WHAT THE EXERCISE ASKS: Could you transcribe the material below exactly, without leaving out a single line?

RECORDS FOR THE EXERCISE:
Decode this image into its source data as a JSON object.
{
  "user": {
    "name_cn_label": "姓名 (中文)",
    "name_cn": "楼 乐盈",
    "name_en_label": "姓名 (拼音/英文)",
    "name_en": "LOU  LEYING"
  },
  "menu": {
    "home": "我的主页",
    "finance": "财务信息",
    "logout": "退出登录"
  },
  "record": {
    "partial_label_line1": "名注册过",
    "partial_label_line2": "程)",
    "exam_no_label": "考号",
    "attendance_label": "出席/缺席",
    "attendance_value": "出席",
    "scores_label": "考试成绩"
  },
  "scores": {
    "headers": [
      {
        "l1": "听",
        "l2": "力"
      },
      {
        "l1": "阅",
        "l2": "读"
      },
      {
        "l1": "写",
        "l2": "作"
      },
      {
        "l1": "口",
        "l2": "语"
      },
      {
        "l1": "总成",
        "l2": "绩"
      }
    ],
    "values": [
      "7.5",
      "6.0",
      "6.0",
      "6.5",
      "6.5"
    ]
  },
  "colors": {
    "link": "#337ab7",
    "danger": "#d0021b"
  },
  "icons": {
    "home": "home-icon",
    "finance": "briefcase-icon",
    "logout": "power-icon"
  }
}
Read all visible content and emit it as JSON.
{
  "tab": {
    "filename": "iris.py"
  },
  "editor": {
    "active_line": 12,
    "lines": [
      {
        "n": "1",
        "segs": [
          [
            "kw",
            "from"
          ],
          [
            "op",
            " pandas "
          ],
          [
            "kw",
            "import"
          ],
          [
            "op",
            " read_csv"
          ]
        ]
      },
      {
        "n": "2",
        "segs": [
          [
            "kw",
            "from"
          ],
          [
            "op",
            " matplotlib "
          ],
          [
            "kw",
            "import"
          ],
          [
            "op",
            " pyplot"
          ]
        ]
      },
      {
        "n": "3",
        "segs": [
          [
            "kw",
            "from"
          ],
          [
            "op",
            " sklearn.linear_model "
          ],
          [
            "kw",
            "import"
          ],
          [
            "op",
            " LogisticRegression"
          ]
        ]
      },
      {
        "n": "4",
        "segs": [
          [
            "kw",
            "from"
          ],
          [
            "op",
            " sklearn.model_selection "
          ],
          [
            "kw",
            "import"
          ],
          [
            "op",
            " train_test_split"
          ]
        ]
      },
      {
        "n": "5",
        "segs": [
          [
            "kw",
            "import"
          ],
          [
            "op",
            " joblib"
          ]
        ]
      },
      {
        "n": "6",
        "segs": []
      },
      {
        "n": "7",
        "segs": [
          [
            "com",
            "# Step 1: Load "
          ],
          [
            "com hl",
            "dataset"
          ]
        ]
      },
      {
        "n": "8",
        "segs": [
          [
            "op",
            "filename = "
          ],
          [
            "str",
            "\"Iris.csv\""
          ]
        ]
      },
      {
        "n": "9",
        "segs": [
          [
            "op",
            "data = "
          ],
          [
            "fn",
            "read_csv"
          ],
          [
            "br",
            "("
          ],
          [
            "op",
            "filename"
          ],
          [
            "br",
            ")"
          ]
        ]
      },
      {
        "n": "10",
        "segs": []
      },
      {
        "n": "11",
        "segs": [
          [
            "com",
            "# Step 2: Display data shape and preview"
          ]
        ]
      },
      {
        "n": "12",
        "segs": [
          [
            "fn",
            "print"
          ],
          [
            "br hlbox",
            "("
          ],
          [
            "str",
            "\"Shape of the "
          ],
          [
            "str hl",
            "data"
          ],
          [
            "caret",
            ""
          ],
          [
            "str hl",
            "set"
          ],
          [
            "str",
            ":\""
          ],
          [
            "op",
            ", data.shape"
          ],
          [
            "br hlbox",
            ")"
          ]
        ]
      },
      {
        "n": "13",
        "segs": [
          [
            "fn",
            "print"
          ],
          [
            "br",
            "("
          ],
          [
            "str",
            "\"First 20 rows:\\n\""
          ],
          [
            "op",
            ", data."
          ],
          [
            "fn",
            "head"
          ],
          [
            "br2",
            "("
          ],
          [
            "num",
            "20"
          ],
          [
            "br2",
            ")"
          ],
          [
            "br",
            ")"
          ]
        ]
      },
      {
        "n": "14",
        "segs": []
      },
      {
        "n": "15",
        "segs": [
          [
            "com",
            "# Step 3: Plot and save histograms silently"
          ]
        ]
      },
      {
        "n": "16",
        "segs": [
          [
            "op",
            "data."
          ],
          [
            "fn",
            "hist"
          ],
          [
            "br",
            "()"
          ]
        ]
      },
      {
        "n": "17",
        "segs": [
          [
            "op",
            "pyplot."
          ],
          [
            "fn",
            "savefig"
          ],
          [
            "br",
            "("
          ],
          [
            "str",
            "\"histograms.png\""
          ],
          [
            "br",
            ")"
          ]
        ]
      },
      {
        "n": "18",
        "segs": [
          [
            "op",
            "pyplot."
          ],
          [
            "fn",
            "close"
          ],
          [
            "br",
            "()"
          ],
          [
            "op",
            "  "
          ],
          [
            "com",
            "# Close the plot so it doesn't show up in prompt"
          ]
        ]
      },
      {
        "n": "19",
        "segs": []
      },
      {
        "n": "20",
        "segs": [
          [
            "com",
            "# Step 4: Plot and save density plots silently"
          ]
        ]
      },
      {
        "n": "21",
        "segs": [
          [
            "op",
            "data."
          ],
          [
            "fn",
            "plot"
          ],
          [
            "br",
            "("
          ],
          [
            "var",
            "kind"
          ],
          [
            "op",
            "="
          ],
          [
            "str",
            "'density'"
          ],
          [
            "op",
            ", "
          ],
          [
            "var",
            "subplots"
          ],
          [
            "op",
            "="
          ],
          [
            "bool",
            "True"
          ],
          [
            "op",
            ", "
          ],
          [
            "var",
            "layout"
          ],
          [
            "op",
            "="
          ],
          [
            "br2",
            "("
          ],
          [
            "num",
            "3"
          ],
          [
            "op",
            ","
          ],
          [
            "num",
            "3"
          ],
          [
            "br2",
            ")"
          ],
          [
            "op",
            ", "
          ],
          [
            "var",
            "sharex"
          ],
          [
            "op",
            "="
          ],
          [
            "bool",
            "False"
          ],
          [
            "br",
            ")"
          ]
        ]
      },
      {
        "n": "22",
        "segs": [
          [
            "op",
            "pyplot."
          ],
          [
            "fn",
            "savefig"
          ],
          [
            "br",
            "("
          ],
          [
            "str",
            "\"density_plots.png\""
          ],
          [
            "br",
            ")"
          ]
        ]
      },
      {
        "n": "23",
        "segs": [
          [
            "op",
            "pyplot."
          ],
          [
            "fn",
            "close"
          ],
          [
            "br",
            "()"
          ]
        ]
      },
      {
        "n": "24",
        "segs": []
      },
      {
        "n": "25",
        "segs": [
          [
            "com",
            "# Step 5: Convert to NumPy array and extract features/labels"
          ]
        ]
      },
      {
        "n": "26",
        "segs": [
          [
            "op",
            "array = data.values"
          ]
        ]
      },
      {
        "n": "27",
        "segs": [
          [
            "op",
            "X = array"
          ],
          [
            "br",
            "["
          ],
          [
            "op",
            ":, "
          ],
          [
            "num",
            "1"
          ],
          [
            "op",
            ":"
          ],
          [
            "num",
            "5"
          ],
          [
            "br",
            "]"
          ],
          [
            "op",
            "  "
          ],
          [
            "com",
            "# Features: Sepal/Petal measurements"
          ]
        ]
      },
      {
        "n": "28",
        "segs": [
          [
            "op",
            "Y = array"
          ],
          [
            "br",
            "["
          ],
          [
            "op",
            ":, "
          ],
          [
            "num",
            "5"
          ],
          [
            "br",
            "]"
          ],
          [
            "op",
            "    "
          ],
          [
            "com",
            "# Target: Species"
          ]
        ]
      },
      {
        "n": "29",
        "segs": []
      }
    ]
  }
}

ANSWER BELOW:
Decode this image into its source data as a JSON object.
{
  "user": {
    "name_cn_label": "姓名 (中文)",
    "name_cn": "楼 乐盈",
    "name_en_label": "姓名 (拼音/英文)",
    "name_en": "LOU  LEYING"
  },
  "menu": {
    "home": "我的主页",
    "finance": "财务信息",
    "logout": "退出登录"
  },
  "record": {
    "partial_label_line1": "名注册过",
    "partial_label_line2": "程)",
    "exam_no_label": "考号",
    "attendance_label": "出席/缺席",
    "attendance_value": "出席",
    "scores_label": "考试成绩"
  },
  "scores": {
    "headers": [
      {
        "l1": "听",
        "l2": "力"
      },
      {
        "l1": "阅",
        "l2": "读"
      },
      {
        "l1": "写",
        "l2": "作"
      },
      {
        "l1": "口",
        "l2": "语"
      },
      {
        "l1": "总成",
        "l2": "绩"
      }
    ],
    "values": [
      "7.5",
      "6.0",
      "6.0",
      "6.5",
      "6.5"
    ]
  },
  "colors": {
    "link": "#337ab7",
    "danger": "#d0021b"
  },
  "icons": {
    "home": "home-icon",
    "finance": "briefcase-icon",
    "logout": "power-icon"
  }
}
Read all visible content and emit it as JSON.
{
  "tab": {
    "filename": "iris.py"
  },
  "editor": {
    "active_line": 12,
    "lines": [
      {
        "n": "1",
        "segs": [
          [
            "kw",
            "from"
          ],
          [
            "op",
            " pandas "
          ],
          [
            "kw",
            "import"
          ],
          [
            "op",
            " read_csv"
          ]
        ]
      },
      {
        "n": "2",
        "segs": [
          [
            "kw",
            "from"
          ],
          [
            "op",
            " matplotlib "
          ],
          [
            "kw",
            "import"
          ],
          [
            "op",
            " pyplot"
          ]
        ]
      },
      {
        "n": "3",
        "segs": [
          [
            "kw",
            "from"
          ],
          [
            "op",
            " sklearn.linear_model "
          ],
          [
            "kw",
            "import"
          ],
          [
            "op",
            " LogisticRegression"
          ]
        ]
      },
      {
        "n": "4",
        "segs": [
          [
            "kw",
            "from"
          ],
          [
            "op",
            " sklearn.model_selection "
          ],
          [
            "kw",
            "import"
          ],
          [
            "op",
            " train_test_split"
          ]
        ]
      },
      {
        "n": "5",
        "segs": [
          [
            "kw",
            "import"
          ],
          [
            "op",
            " joblib"
          ]
        ]
      },
      {
        "n": "6",
        "segs": []
      },
      {
        "n": "7",
        "segs": [
          [
            "com",
            "# Step 1: Load "
          ],
          [
            "com hl",
            "dataset"
          ]
        ]
      },
      {
        "n": "8",
        "segs": [
          [
            "op",
            "filename = "
          ],
          [
            "str",
            "\"Iris.csv\""
          ]
        ]
      },
      {
        "n": "9",
        "segs": [
          [
            "op",
            "data = "
          ],
          [
            "fn",
            "read_csv"
          ],
          [
            "br",
            "("
          ],
          [
            "op",
            "filename"
          ],
          [
            "br",
            ")"
          ]
        ]
      },
      {
        "n": "10",
        "segs": []
      },
      {
        "n": "11",
        "segs": [
          [
            "com",
            "# Step 2: Display data shape and preview"
          ]
        ]
      },
      {
        "n": "12",
        "segs": [
          [
            "fn",
            "print"
          ],
          [
            "br hlbox",
            "("
          ],
          [
            "str",
            "\"Shape of the "
          ],
          [
            "str hl",
            "data"
          ],
          [
            "caret",
            ""
          ],
          [
            "str hl",
            "set"
          ],
          [
            "str",
            ":\""
          ],
          [
            "op",
            ", data.shape"
          ],
          [
            "br hlbox",
            ")"
          ]
        ]
      },
      {
        "n": "13",
        "segs": [
          [
            "fn",
            "print"
          ],
          [
            "br",
            "("
          ],
          [
            "str",
            "\"First 20 rows:\\n\""
          ],
          [
            "op",
            ", data."
          ],
          [
            "fn",
            "head"
          ],
          [
            "br2",
            "("
          ],
          [
            "num",
            "20"
          ],
          [
            "br2",
            ")"
          ],
          [
            "br",
            ")"
          ]
        ]
      },
      {
        "n": "14",
        "segs": []
      },
      {
        "n": "15",
        "segs": [
          [
            "com",
            "# Step 3: Plot and save histograms silently"
          ]
        ]
      },
      {
        "n": "16",
        "segs": [
          [
            "op",
            "data."
          ],
          [
            "fn",
            "hist"
          ],
          [
            "br",
            "()"
          ]
        ]
      },
      {
        "n": "17",
        "segs": [
          [
            "op",
            "pyplot."
          ],
          [
            "fn",
            "savefig"
          ],
          [
            "br",
            "("
          ],
          [
            "str",
            "\"histograms.png\""
          ],
          [
            "br",
            ")"
          ]
        ]
      },
      {
        "n": "18",
        "segs": [
          [
            "op",
            "pyplot."
          ],
          [
            "fn",
            "close"
          ],
          [
            "br",
            "()"
          ],
          [
            "op",
            "  "
          ],
          [
            "com",
            "# Close the plot so it doesn't show up in prompt"
          ]
        ]
      },
      {
        "n": "19",
        "segs": []
      },
      {
        "n": "20",
        "segs": [
          [
            "com",
            "# Step 4: Plot and save density plots silently"
          ]
        ]
      },
      {
        "n": "21",
        "segs": [
          [
            "op",
            "data."
          ],
          [
            "fn",
            "plot"
          ],
          [
            "br",
            "("
          ],
          [
            "var",
            "kind"
          ],
          [
            "op",
            "="
          ],
          [
            "str",
            "'density'"
          ],
          [
            "op",
            ", "
          ],
          [
            "var",
            "subplots"
          ],
          [
            "op",
            "="
          ],
          [
            "bool",
            "True"
          ],
          [
            "op",
            ", "
          ],
          [
            "var",
            "layout"
          ],
          [
            "op",
            "="
          ],
          [
            "br2",
            "("
          ],
          [
            "num",
            "3"
          ],
          [
            "op",
            ","
          ],
          [
            "num",
            "3"
          ],
          [
            "br2",
            ")"
          ],
          [
            "op",
            ", "
          ],
          [
            "var",
            "sharex"
          ],
          [
            "op",
            "="
          ],
          [
            "bool",
            "False"
          ],
          [
            "br",
            ")"
          ]
        ]
      },
      {
        "n": "22",
        "segs": [
          [
            "op",
            "pyplot."
          ],
          [
            "fn",
            "savefig"
          ],
          [
            "br",
            "("
          ],
          [
            "str",
            "\"density_plots.png\""
          ],
          [
            "br",
            ")"
          ]
        ]
      },
      {
        "n": "23",
        "segs": [
          [
            "op",
            "pyplot."
          ],
          [
            "fn",
            "close"
          ],
          [
            "br",
            "()"
          ]
        ]
      },
      {
        "n": "24",
        "segs": []
      },
      {
        "n": "25",
        "segs": [
          [
            "com",
            "# Step 5: Convert to NumPy array and extract features/labels"
          ]
        ]
      },
      {
        "n": "26",
        "segs": [
          [
            "op",
            "array = data.values"
          ]
        ]
      },
      {
        "n": "27",
        "segs": [
          [
            "op",
            "X = array"
          ],
          [
            "br",
            "["
          ],
          [
            "op",
            ":, "
          ],
          [
            "num",
            "1"
          ],
          [
            "op",
            ":"
          ],
          [
            "num",
            "5"
          ],
          [
            "br",
            "]"
          ],
          [
            "op",
            "  "
          ],
          [
            "com",
            "# Features: Sepal/Petal measurements"
          ]
        ]
      },
      {
        "n": "28",
        "segs": [
          [
            "op",
            "Y = array"
          ],
          [
            "br",
            "["
          ],
          [
            "op",
            ":, "
          ],
          [
            "num",
            "5"
          ],
          [
            "br",
            "]"
          ],
          [
            "op",
            "    "
          ],
          [
            "com",
            "# Target: Species"
          ]
        ]
      },
      {
        "n": "29",
        "segs": []
      }
    ]
  }
}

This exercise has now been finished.